* [EXERCISE PROMPT]: Please output the entries that follow exactly, without a single image.

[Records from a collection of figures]
□ □ □ □ □ □ □

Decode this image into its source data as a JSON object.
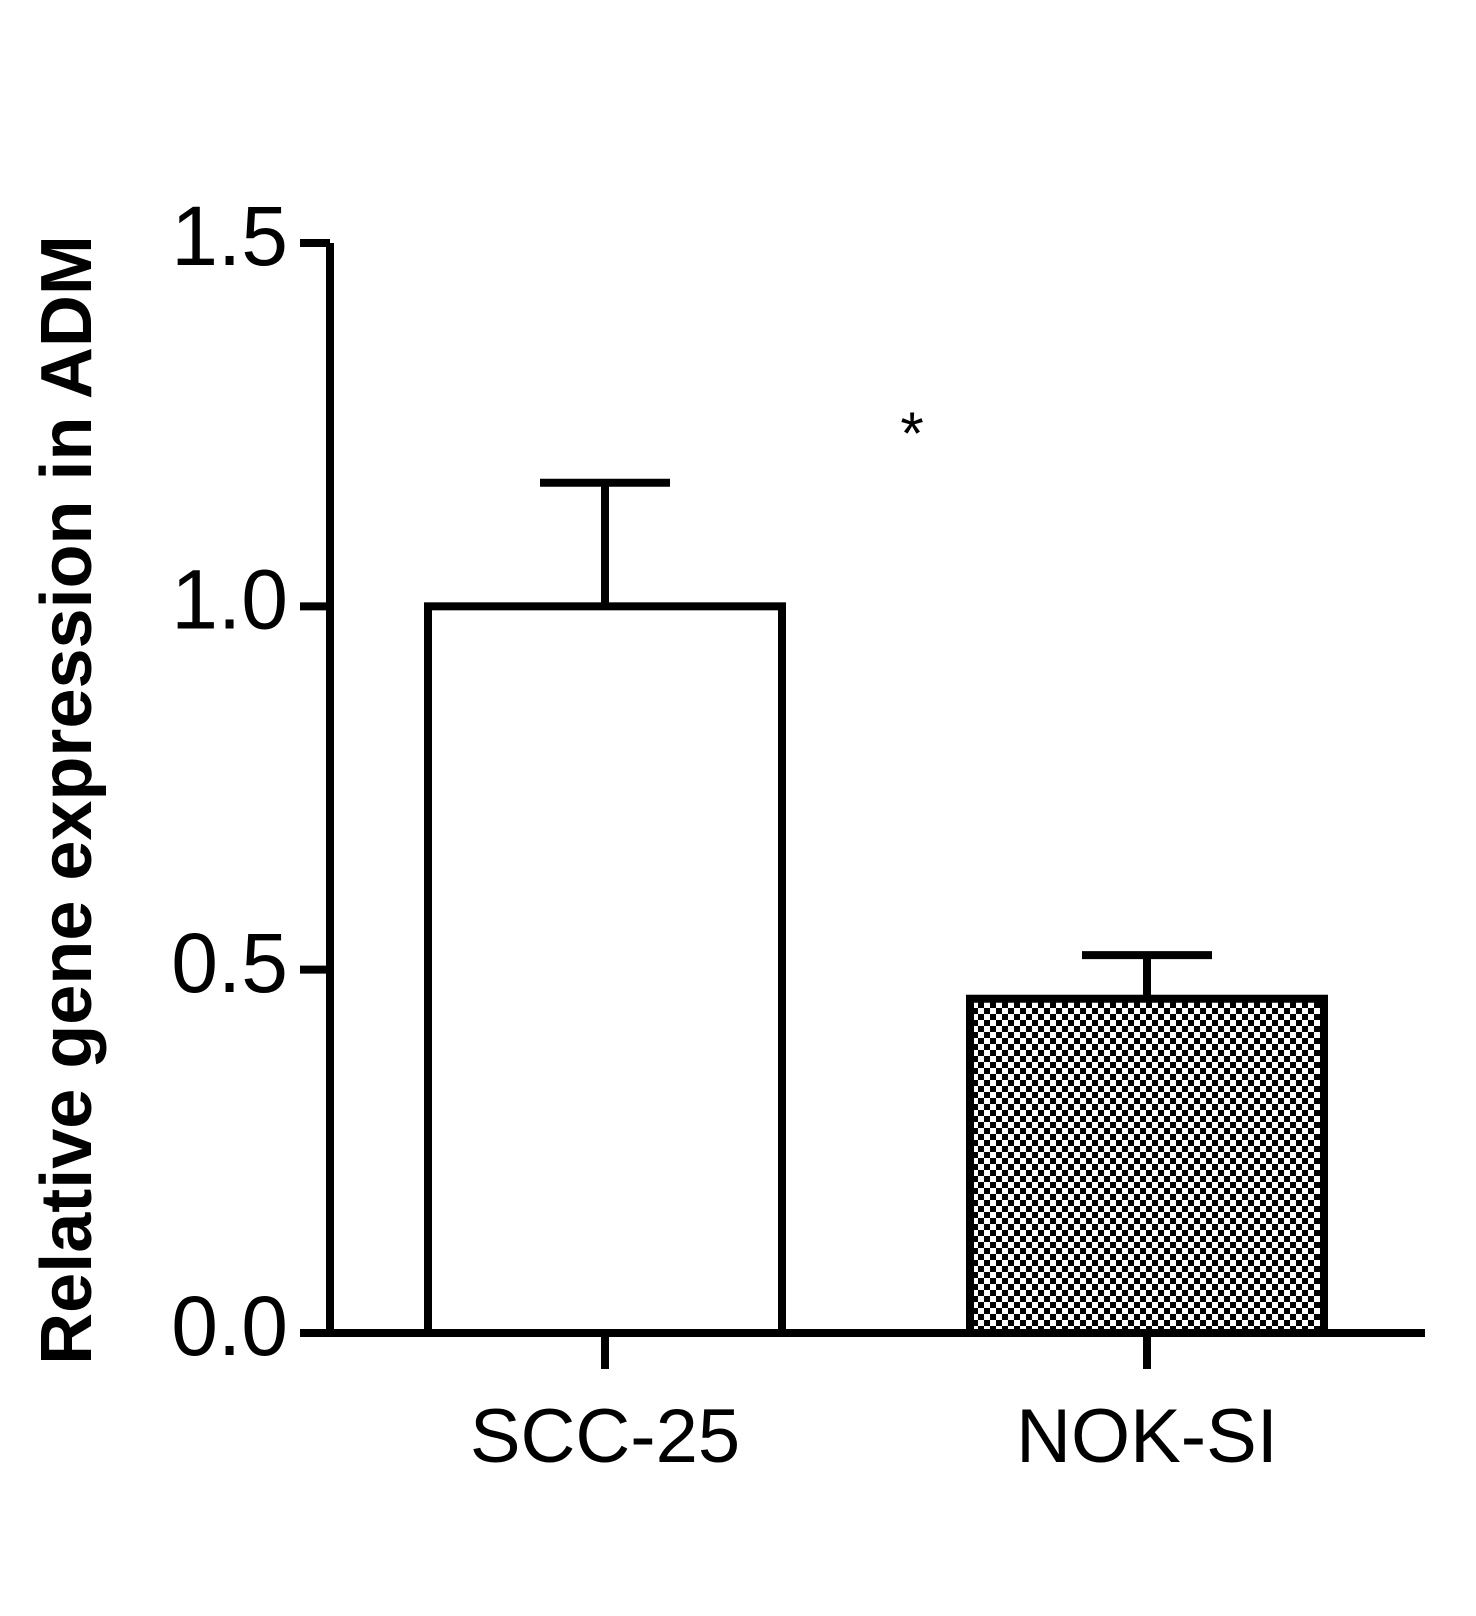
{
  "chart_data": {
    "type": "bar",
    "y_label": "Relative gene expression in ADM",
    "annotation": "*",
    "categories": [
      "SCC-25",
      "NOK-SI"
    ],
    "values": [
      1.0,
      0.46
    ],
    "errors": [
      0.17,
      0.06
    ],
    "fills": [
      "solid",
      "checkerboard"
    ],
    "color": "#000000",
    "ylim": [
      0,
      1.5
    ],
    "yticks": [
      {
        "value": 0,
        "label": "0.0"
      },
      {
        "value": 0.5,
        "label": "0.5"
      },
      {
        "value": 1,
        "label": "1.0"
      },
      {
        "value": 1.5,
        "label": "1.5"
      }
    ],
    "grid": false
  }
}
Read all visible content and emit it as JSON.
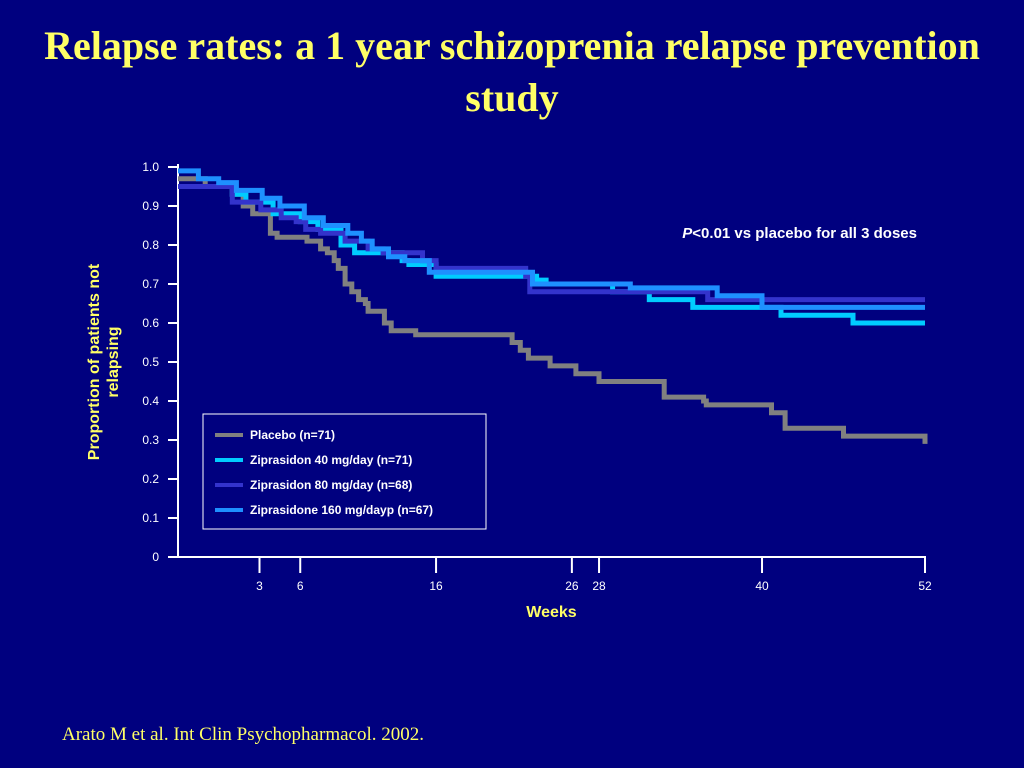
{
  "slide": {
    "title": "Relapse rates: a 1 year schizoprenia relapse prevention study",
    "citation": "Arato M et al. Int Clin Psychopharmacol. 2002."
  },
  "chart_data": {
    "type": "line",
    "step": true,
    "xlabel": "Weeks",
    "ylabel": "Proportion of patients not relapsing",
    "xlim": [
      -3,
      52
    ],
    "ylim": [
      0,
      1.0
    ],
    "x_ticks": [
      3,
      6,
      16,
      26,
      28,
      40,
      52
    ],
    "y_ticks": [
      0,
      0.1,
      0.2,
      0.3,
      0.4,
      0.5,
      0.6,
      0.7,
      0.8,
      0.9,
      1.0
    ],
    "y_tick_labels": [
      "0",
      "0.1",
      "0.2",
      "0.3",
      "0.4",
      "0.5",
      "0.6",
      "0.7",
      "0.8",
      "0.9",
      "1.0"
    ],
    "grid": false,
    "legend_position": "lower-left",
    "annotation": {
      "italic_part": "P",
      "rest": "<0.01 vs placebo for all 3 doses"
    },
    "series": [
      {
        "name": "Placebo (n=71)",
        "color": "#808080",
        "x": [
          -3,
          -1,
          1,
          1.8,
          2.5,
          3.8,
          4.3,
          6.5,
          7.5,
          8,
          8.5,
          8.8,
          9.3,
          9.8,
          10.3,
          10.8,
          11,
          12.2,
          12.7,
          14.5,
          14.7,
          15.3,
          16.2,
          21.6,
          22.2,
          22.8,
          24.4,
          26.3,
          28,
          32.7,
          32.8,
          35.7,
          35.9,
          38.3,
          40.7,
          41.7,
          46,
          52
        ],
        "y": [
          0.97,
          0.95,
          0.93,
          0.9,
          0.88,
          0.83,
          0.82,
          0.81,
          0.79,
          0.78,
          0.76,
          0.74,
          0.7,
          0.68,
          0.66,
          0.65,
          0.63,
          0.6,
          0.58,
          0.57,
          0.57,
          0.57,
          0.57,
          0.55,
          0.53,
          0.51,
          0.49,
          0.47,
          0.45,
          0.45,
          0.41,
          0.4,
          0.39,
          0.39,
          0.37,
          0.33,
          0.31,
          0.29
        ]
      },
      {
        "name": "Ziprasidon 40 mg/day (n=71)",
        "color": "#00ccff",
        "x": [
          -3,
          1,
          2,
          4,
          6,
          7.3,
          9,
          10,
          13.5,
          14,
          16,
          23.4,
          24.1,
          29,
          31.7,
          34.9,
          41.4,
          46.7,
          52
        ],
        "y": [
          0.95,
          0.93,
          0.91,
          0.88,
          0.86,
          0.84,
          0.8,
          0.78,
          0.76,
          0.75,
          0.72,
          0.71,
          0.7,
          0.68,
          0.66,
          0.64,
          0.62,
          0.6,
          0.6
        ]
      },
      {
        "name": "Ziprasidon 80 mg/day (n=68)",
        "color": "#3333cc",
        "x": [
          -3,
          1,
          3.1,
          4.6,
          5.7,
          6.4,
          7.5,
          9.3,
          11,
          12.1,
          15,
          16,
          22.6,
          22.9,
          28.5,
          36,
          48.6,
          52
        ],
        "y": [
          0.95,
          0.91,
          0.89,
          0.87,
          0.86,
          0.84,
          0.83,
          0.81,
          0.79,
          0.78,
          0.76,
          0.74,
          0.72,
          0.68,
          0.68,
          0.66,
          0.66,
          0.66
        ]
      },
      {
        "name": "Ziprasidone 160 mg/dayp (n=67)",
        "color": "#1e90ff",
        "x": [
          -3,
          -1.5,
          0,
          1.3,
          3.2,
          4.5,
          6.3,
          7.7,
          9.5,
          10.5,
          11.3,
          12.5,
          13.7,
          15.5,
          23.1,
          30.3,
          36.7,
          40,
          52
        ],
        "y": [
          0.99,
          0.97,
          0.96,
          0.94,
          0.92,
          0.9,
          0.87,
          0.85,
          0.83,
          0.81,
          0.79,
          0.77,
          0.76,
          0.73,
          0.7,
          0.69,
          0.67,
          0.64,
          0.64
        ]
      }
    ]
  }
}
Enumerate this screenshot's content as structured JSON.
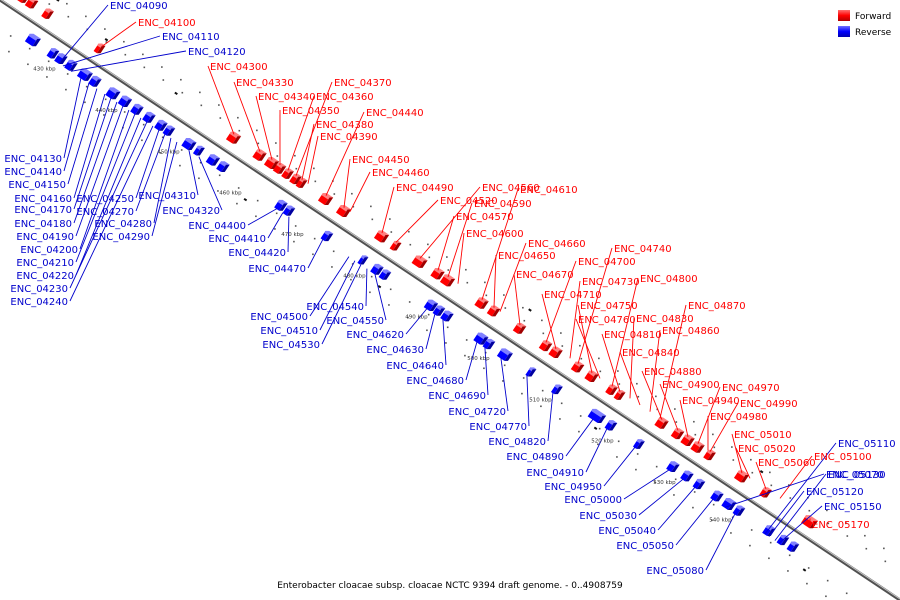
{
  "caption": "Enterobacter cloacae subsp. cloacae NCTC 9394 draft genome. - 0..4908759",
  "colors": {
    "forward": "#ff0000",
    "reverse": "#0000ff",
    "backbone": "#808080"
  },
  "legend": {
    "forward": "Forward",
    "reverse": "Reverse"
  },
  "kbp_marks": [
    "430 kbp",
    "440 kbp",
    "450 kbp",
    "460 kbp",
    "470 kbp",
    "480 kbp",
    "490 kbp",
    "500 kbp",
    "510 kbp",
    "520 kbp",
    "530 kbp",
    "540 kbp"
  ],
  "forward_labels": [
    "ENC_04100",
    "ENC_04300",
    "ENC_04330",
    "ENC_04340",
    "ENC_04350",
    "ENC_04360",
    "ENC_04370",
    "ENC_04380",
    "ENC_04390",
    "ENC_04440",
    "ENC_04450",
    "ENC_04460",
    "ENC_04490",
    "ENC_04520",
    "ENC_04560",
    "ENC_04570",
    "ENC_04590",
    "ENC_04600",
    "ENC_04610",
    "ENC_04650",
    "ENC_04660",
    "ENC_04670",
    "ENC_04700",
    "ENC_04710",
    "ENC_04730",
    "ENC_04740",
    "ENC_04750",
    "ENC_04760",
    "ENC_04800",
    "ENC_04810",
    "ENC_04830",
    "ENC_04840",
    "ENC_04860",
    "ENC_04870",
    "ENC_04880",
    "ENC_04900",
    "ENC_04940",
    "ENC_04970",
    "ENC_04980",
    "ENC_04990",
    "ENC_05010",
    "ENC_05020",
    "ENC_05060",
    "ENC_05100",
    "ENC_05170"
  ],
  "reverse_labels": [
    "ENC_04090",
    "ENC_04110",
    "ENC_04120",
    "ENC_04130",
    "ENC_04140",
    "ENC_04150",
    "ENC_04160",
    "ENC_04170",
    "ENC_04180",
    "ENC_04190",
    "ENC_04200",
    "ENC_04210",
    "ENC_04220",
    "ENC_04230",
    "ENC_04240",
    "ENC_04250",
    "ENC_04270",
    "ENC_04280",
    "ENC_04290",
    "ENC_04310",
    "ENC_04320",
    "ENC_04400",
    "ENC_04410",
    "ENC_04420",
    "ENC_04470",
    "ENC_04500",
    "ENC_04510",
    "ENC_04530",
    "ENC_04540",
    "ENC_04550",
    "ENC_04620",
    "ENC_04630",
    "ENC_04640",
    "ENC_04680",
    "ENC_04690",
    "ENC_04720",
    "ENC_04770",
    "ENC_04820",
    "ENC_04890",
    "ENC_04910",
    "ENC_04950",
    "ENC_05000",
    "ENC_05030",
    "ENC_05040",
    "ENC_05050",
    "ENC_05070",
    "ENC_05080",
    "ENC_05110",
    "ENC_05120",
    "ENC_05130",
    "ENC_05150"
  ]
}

□ □ □ □ □ □ □

* [TASK SOLUTION]:
Decode this image into its source data as a JSON object.
{
  "chart_data": {
    "type": "bar",
    "y_label": "Relative gene expression in ADM",
    "annotation": "*",
    "categories": [
      "SCC-25",
      "NOK-SI"
    ],
    "values": [
      1.0,
      0.46
    ],
    "errors": [
      0.17,
      0.06
    ],
    "fills": [
      "solid",
      "checkerboard"
    ],
    "color": "#000000",
    "ylim": [
      0,
      1.5
    ],
    "yticks": [
      {
        "value": 0,
        "label": "0.0"
      },
      {
        "value": 0.5,
        "label": "0.5"
      },
      {
        "value": 1,
        "label": "1.0"
      },
      {
        "value": 1.5,
        "label": "1.5"
      }
    ],
    "grid": false
  }
}
Read all visible content and emit it as JSON.
{
  "slide": {
    "title": "Relapse rates: a 1 year schizoprenia relapse prevention study",
    "citation": "Arato M et al. Int Clin Psychopharmacol. 2002."
  },
  "chart_data": {
    "type": "line",
    "step": true,
    "xlabel": "Weeks",
    "ylabel": "Proportion of patients not relapsing",
    "xlim": [
      -3,
      52
    ],
    "ylim": [
      0,
      1.0
    ],
    "x_ticks": [
      3,
      6,
      16,
      26,
      28,
      40,
      52
    ],
    "y_ticks": [
      0,
      0.1,
      0.2,
      0.3,
      0.4,
      0.5,
      0.6,
      0.7,
      0.8,
      0.9,
      1.0
    ],
    "y_tick_labels": [
      "0",
      "0.1",
      "0.2",
      "0.3",
      "0.4",
      "0.5",
      "0.6",
      "0.7",
      "0.8",
      "0.9",
      "1.0"
    ],
    "grid": false,
    "legend_position": "lower-left",
    "annotation": {
      "italic_part": "P",
      "rest": "<0.01 vs placebo for all 3 doses"
    },
    "series": [
      {
        "name": "Placebo (n=71)",
        "color": "#808080",
        "x": [
          -3,
          -1,
          1,
          1.8,
          2.5,
          3.8,
          4.3,
          6.5,
          7.5,
          8,
          8.5,
          8.8,
          9.3,
          9.8,
          10.3,
          10.8,
          11,
          12.2,
          12.7,
          14.5,
          14.7,
          15.3,
          16.2,
          21.6,
          22.2,
          22.8,
          24.4,
          26.3,
          28,
          32.7,
          32.8,
          35.7,
          35.9,
          38.3,
          40.7,
          41.7,
          46,
          52
        ],
        "y": [
          0.97,
          0.95,
          0.93,
          0.9,
          0.88,
          0.83,
          0.82,
          0.81,
          0.79,
          0.78,
          0.76,
          0.74,
          0.7,
          0.68,
          0.66,
          0.65,
          0.63,
          0.6,
          0.58,
          0.57,
          0.57,
          0.57,
          0.57,
          0.55,
          0.53,
          0.51,
          0.49,
          0.47,
          0.45,
          0.45,
          0.41,
          0.4,
          0.39,
          0.39,
          0.37,
          0.33,
          0.31,
          0.29
        ]
      },
      {
        "name": "Ziprasidon 40 mg/day (n=71)",
        "color": "#00ccff",
        "x": [
          -3,
          1,
          2,
          4,
          6,
          7.3,
          9,
          10,
          13.5,
          14,
          16,
          23.4,
          24.1,
          29,
          31.7,
          34.9,
          41.4,
          46.7,
          52
        ],
        "y": [
          0.95,
          0.93,
          0.91,
          0.88,
          0.86,
          0.84,
          0.8,
          0.78,
          0.76,
          0.75,
          0.72,
          0.71,
          0.7,
          0.68,
          0.66,
          0.64,
          0.62,
          0.6,
          0.6
        ]
      },
      {
        "name": "Ziprasidon 80 mg/day (n=68)",
        "color": "#3333cc",
        "x": [
          -3,
          1,
          3.1,
          4.6,
          5.7,
          6.4,
          7.5,
          9.3,
          11,
          12.1,
          15,
          16,
          22.6,
          22.9,
          28.5,
          36,
          48.6,
          52
        ],
        "y": [
          0.95,
          0.91,
          0.89,
          0.87,
          0.86,
          0.84,
          0.83,
          0.81,
          0.79,
          0.78,
          0.76,
          0.74,
          0.72,
          0.68,
          0.68,
          0.66,
          0.66,
          0.66
        ]
      },
      {
        "name": "Ziprasidone 160 mg/dayp (n=67)",
        "color": "#1e90ff",
        "x": [
          -3,
          -1.5,
          0,
          1.3,
          3.2,
          4.5,
          6.3,
          7.7,
          9.5,
          10.5,
          11.3,
          12.5,
          13.7,
          15.5,
          23.1,
          30.3,
          36.7,
          40,
          52
        ],
        "y": [
          0.99,
          0.97,
          0.96,
          0.94,
          0.92,
          0.9,
          0.87,
          0.85,
          0.83,
          0.81,
          0.79,
          0.77,
          0.76,
          0.73,
          0.7,
          0.69,
          0.67,
          0.64,
          0.64
        ]
      }
    ]
  }
}
Enumerate this screenshot's content as structured JSON.
{
  "caption": "Enterobacter cloacae subsp. cloacae NCTC 9394 draft genome. - 0..4908759",
  "colors": {
    "forward": "#ff0000",
    "reverse": "#0000ff",
    "backbone": "#808080"
  },
  "legend": {
    "forward": "Forward",
    "reverse": "Reverse"
  },
  "kbp_marks": [
    "430 kbp",
    "440 kbp",
    "450 kbp",
    "460 kbp",
    "470 kbp",
    "480 kbp",
    "490 kbp",
    "500 kbp",
    "510 kbp",
    "520 kbp",
    "530 kbp",
    "540 kbp"
  ],
  "forward_labels": [
    "ENC_04100",
    "ENC_04300",
    "ENC_04330",
    "ENC_04340",
    "ENC_04350",
    "ENC_04360",
    "ENC_04370",
    "ENC_04380",
    "ENC_04390",
    "ENC_04440",
    "ENC_04450",
    "ENC_04460",
    "ENC_04490",
    "ENC_04520",
    "ENC_04560",
    "ENC_04570",
    "ENC_04590",
    "ENC_04600",
    "ENC_04610",
    "ENC_04650",
    "ENC_04660",
    "ENC_04670",
    "ENC_04700",
    "ENC_04710",
    "ENC_04730",
    "ENC_04740",
    "ENC_04750",
    "ENC_04760",
    "ENC_04800",
    "ENC_04810",
    "ENC_04830",
    "ENC_04840",
    "ENC_04860",
    "ENC_04870",
    "ENC_04880",
    "ENC_04900",
    "ENC_04940",
    "ENC_04970",
    "ENC_04980",
    "ENC_04990",
    "ENC_05010",
    "ENC_05020",
    "ENC_05060",
    "ENC_05100",
    "ENC_05170"
  ],
  "reverse_labels": [
    "ENC_04090",
    "ENC_04110",
    "ENC_04120",
    "ENC_04130",
    "ENC_04140",
    "ENC_04150",
    "ENC_04160",
    "ENC_04170",
    "ENC_04180",
    "ENC_04190",
    "ENC_04200",
    "ENC_04210",
    "ENC_04220",
    "ENC_04230",
    "ENC_04240",
    "ENC_04250",
    "ENC_04270",
    "ENC_04280",
    "ENC_04290",
    "ENC_04310",
    "ENC_04320",
    "ENC_04400",
    "ENC_04410",
    "ENC_04420",
    "ENC_04470",
    "ENC_04500",
    "ENC_04510",
    "ENC_04530",
    "ENC_04540",
    "ENC_04550",
    "ENC_04620",
    "ENC_04630",
    "ENC_04640",
    "ENC_04680",
    "ENC_04690",
    "ENC_04720",
    "ENC_04770",
    "ENC_04820",
    "ENC_04890",
    "ENC_04910",
    "ENC_04950",
    "ENC_05000",
    "ENC_05030",
    "ENC_05040",
    "ENC_05050",
    "ENC_05070",
    "ENC_05080",
    "ENC_05110",
    "ENC_05120",
    "ENC_05130",
    "ENC_05150"
  ]
}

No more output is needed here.